Provided entries
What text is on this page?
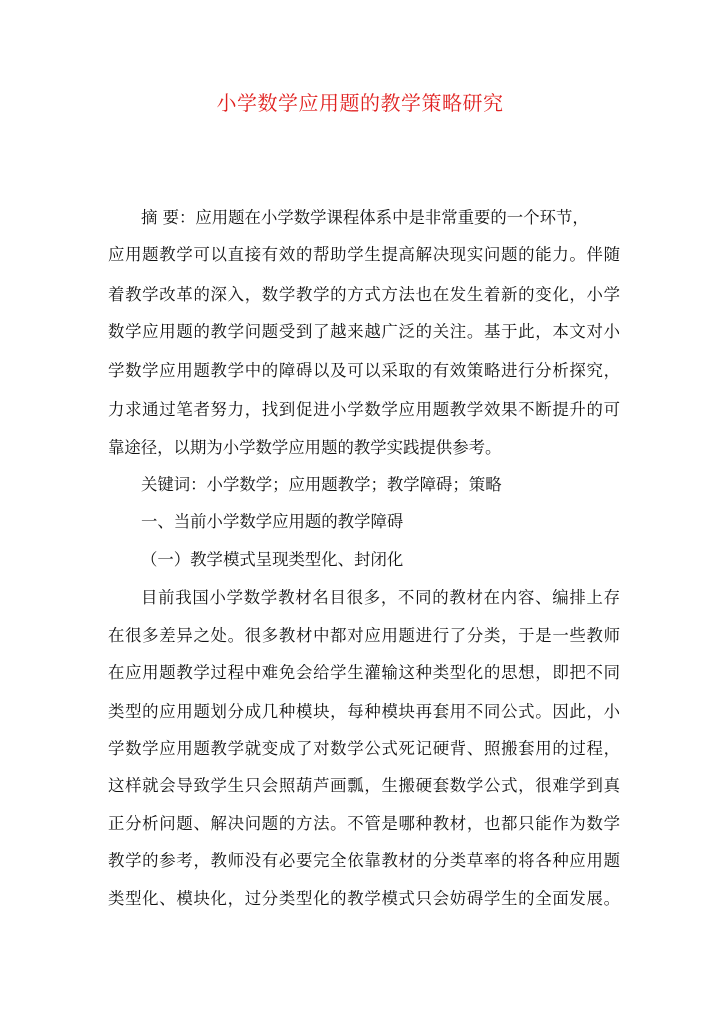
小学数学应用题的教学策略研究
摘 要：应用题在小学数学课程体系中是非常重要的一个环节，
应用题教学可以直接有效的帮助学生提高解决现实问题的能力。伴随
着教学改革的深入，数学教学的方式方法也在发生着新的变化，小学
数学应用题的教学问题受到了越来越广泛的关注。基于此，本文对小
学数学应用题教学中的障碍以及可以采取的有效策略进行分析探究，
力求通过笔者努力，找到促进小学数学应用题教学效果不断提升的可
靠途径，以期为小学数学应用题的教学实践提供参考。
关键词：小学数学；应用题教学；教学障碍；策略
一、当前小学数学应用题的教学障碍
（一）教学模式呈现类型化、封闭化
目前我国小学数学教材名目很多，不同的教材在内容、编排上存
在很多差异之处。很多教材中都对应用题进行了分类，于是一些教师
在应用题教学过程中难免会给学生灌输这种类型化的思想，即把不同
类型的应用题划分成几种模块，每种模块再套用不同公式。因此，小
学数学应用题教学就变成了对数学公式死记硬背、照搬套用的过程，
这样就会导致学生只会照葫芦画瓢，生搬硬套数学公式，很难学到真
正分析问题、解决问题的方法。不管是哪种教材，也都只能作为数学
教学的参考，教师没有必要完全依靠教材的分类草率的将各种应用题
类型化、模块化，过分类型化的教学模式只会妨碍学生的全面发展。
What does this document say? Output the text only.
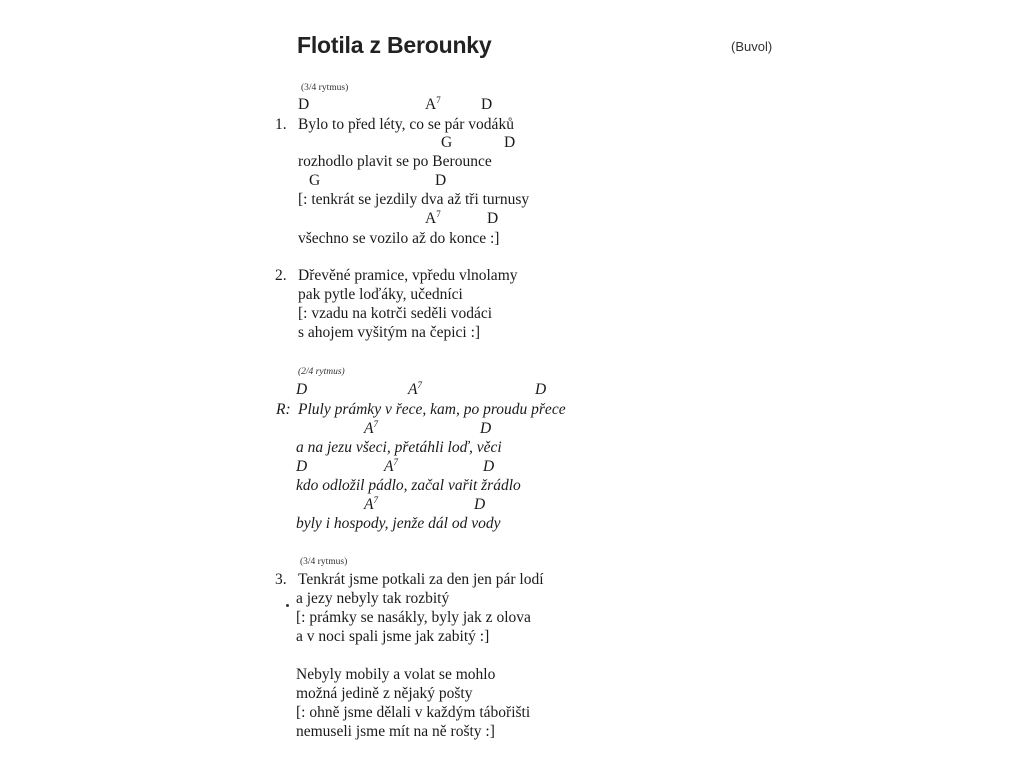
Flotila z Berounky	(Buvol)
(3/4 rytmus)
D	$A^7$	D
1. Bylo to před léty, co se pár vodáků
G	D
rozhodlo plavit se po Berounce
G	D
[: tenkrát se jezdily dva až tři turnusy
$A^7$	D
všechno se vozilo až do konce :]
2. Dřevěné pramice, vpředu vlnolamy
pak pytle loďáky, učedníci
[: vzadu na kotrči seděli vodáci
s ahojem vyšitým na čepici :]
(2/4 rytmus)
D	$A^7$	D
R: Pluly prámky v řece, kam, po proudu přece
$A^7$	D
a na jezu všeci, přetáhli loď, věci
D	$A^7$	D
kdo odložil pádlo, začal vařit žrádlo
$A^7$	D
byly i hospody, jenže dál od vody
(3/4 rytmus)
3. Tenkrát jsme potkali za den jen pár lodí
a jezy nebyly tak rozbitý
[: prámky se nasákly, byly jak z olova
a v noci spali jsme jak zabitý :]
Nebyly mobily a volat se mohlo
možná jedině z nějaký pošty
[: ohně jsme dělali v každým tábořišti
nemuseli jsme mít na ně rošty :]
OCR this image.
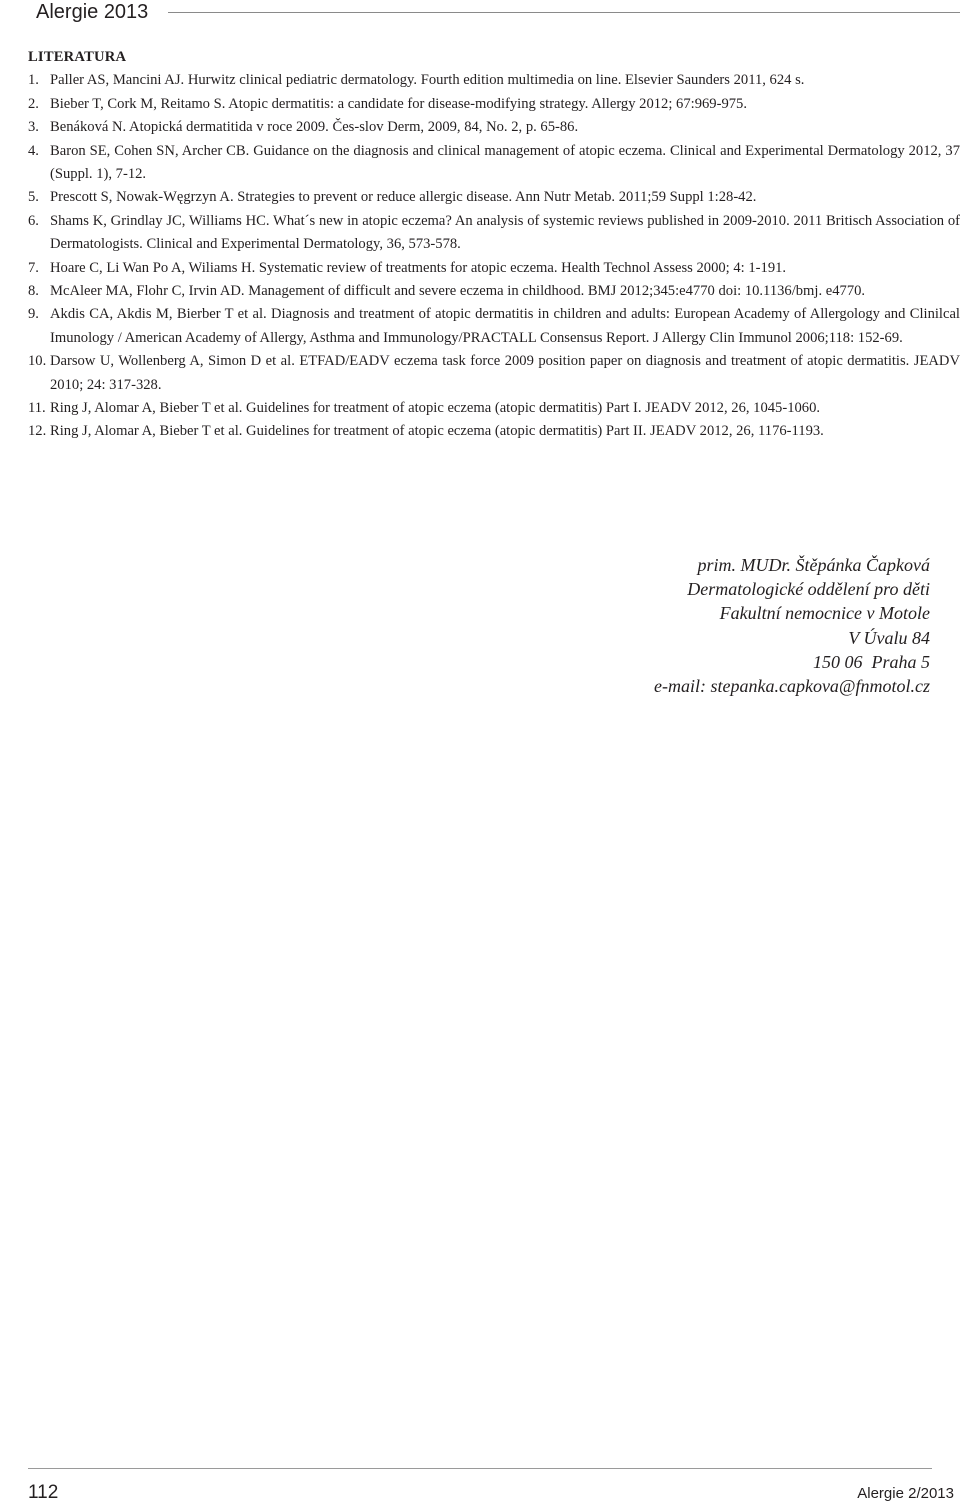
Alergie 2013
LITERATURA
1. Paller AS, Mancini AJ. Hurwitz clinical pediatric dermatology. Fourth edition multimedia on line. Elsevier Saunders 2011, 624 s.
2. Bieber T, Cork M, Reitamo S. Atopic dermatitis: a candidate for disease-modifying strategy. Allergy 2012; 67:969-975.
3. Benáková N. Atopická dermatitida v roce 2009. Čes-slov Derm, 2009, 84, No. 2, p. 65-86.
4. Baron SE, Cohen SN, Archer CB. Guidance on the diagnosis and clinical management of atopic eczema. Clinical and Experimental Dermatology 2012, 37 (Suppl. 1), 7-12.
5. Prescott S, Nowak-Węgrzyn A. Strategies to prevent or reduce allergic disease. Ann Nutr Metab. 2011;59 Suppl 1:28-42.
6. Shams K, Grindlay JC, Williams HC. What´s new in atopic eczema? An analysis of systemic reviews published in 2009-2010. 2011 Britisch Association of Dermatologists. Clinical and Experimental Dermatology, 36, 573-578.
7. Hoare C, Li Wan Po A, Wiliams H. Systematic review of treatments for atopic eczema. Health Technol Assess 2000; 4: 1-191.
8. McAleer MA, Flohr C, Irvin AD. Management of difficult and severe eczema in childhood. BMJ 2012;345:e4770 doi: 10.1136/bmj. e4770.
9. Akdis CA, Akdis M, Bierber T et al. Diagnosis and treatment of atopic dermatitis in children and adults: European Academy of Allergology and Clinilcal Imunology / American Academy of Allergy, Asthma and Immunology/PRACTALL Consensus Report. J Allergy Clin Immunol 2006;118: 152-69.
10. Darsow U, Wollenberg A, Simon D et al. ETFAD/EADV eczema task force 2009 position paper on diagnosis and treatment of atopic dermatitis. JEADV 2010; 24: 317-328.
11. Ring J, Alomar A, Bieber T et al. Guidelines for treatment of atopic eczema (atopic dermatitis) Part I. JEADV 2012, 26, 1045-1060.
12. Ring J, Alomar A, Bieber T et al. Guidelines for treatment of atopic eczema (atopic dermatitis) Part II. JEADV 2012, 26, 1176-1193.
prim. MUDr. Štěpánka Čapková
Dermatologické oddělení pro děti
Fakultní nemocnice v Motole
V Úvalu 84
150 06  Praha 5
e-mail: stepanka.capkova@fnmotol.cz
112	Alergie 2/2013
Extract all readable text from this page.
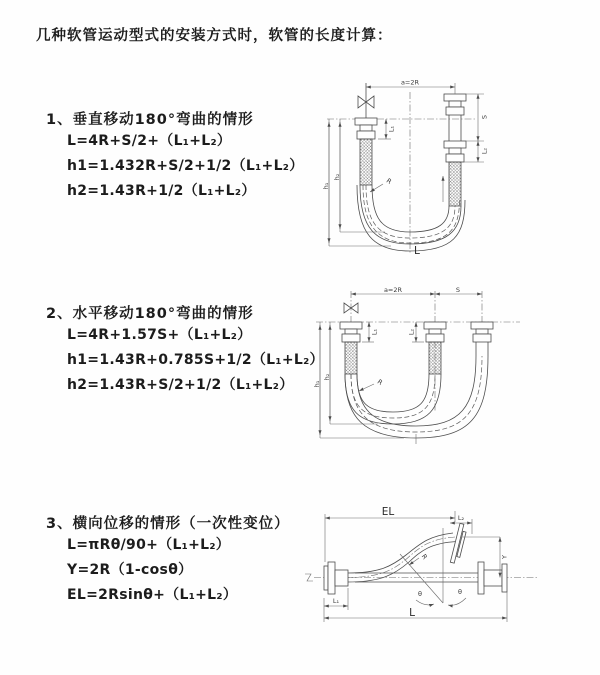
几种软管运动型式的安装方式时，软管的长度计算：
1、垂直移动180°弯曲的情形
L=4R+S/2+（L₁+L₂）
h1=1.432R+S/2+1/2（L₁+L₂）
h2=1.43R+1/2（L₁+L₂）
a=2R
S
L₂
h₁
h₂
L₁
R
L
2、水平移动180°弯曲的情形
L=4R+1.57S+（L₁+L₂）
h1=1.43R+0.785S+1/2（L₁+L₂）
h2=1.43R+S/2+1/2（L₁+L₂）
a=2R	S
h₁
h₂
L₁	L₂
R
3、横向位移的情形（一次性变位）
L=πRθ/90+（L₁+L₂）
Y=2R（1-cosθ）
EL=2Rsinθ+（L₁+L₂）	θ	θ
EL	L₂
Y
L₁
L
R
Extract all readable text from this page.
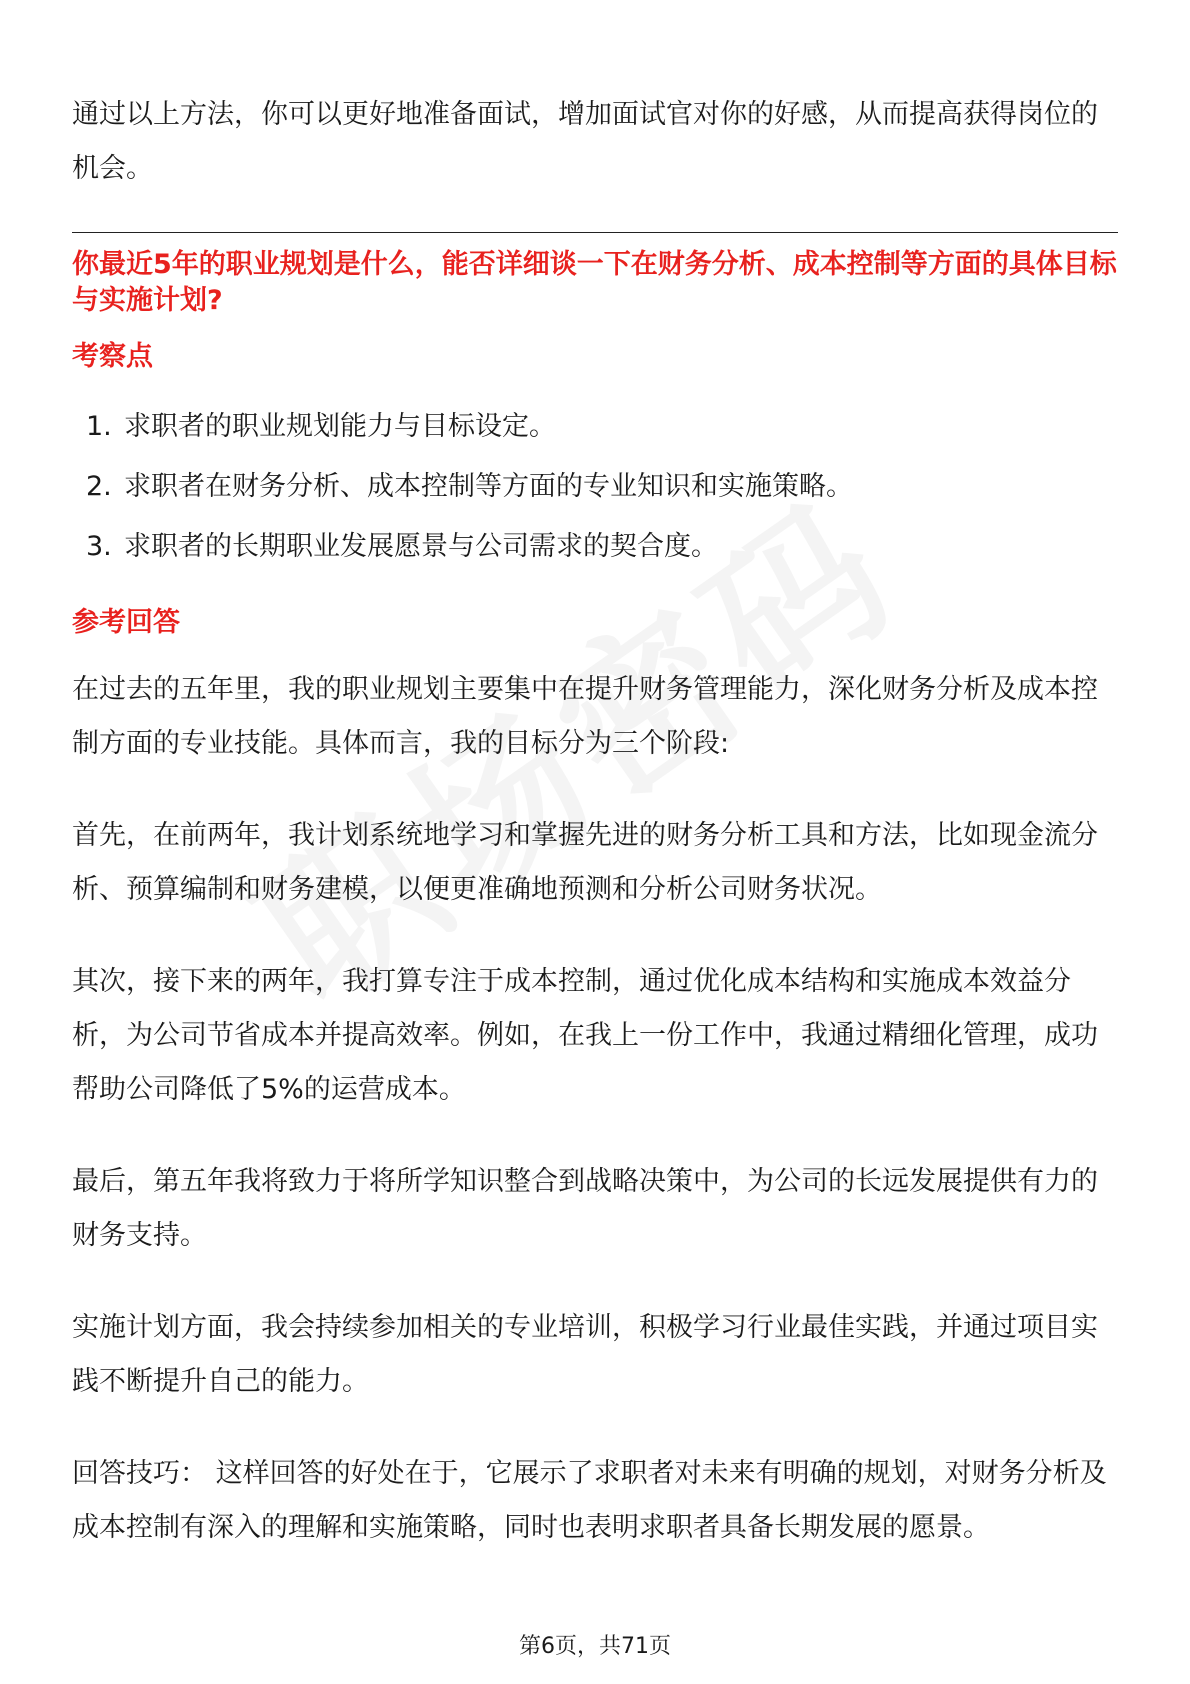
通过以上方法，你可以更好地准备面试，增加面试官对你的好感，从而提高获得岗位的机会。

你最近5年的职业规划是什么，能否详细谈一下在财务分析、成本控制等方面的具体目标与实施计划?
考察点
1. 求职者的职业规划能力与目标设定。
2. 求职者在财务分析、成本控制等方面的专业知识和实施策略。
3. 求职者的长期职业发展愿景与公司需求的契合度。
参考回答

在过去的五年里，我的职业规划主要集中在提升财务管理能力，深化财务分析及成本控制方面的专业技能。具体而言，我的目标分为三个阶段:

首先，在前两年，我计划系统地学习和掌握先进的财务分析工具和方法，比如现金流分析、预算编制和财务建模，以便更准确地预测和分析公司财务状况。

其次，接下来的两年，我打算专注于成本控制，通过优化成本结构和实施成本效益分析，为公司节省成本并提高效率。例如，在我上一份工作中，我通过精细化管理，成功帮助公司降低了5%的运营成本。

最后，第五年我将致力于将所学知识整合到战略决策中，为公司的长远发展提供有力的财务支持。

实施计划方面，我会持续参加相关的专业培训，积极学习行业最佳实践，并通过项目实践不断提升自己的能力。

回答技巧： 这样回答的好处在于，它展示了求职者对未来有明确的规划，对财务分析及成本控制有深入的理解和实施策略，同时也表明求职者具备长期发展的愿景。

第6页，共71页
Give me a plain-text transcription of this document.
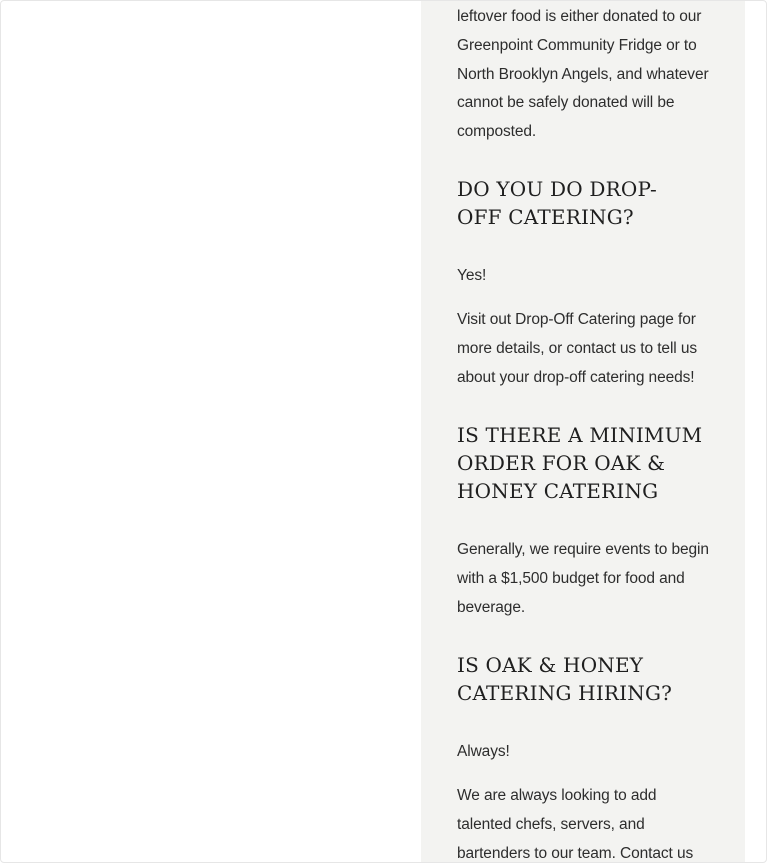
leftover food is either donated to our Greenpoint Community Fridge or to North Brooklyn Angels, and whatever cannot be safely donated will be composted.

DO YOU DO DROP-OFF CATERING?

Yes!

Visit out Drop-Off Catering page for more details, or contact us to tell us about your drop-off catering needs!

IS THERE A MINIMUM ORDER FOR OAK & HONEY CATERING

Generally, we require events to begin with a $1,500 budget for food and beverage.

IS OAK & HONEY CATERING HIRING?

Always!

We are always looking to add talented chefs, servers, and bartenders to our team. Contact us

Task requirements
Find the lines that include the string "page", then copy each of them.

Task output
What text is on this page?
Extract all readable text from this page.
Extract all readable text from this page.
Visit out Drop-Off Catering page for more details, or contact us to tell us about your drop-off catering needs!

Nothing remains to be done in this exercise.